What is being asked — Every line below that holds the string "droite" should be copied out.

Records for this task —

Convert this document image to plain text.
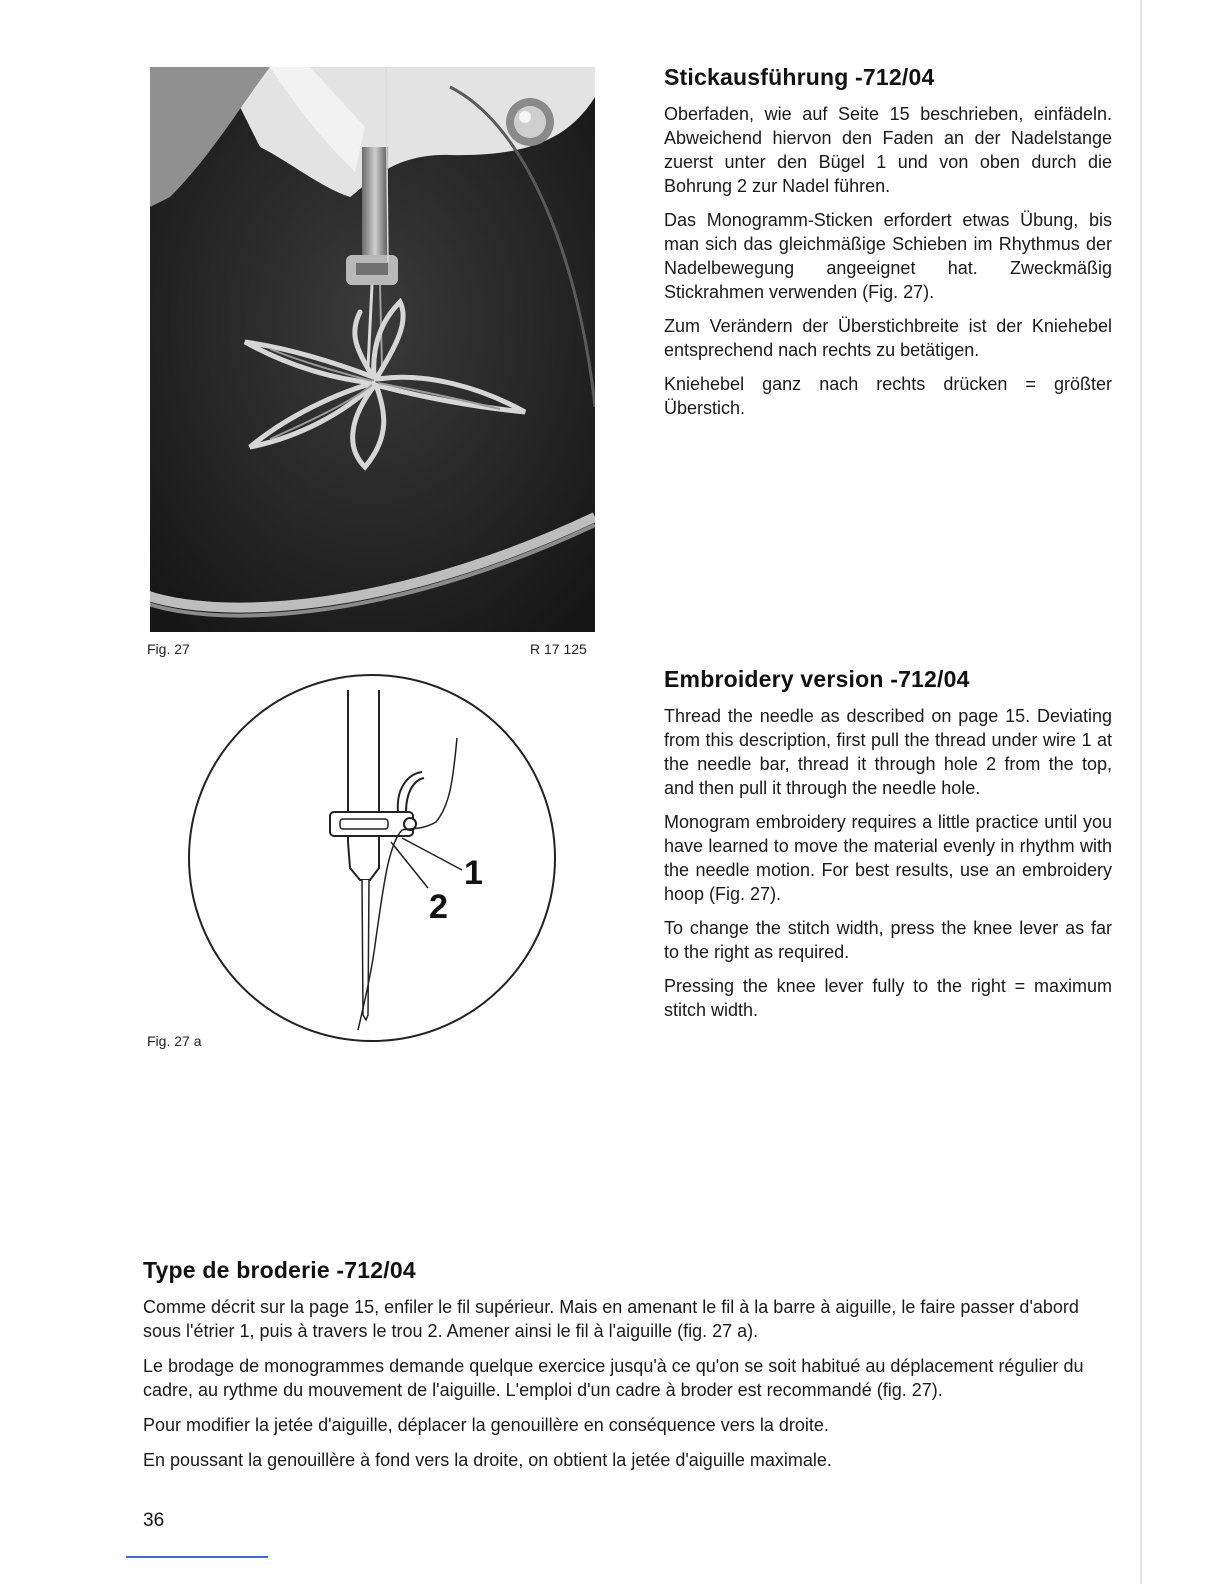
Fig. 27	R 17 125
1
2
Fig. 27 a
Stickausführung -712/04

Oberfaden, wie auf Seite 15 beschrieben, einfädeln. Abweichend hiervon den Faden an der Nadelstange zuerst unter den Bügel 1 und von oben durch die Bohrung 2 zur Nadel führen.

Das Monogramm-Sticken erfordert etwas Übung, bis man sich das gleichmäßige Schieben im Rhythmus der Nadelbewegung angeeignet hat. Zweckmäßig Stickrahmen verwenden (Fig. 27).

Zum Verändern der Überstichbreite ist der Kniehebel entsprechend nach rechts zu betätigen.

Kniehebel ganz nach rechts drücken = größter Überstich.

Embroidery version -712/04

Thread the needle as described on page 15. Deviating from this description, first pull the thread under wire 1 at the needle bar, thread it through hole 2 from the top, and then pull it through the needle hole.

Monogram embroidery requires a little practice until you have learned to move the material evenly in rhythm with the needle motion. For best results, use an embroidery hoop (Fig. 27).

To change the stitch width, press the knee lever as far to the right as required.

Pressing the knee lever fully to the right = maximum stitch width.

Type de broderie -712/04

Comme décrit sur la page 15, enfiler le fil supérieur. Mais en amenant le fil à la barre à aiguille, le faire passer d'abord sous l'étrier 1, puis à travers le trou 2. Amener ainsi le fil à l'aiguille (fig. 27 a).

Le brodage de monogrammes demande quelque exercice jusqu'à ce qu'on se soit habitué au déplacement régulier du cadre, au rythme du mouvement de l'aiguille. L'emploi d'un cadre à broder est recommandé (fig. 27).

Pour modifier la jetée d'aiguille, déplacer la genouillère en conséquence vers la droite.

En poussant la genouillère à fond vers la droite, on obtient la jetée d'aiguille maximale.

36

Response for this exercise —
Pour modifier la jetée d'aiguille, déplacer la genouillère en conséquence vers la droite.
En poussant la genouillère à fond vers la droite, on obtient la jetée d'aiguille maximale.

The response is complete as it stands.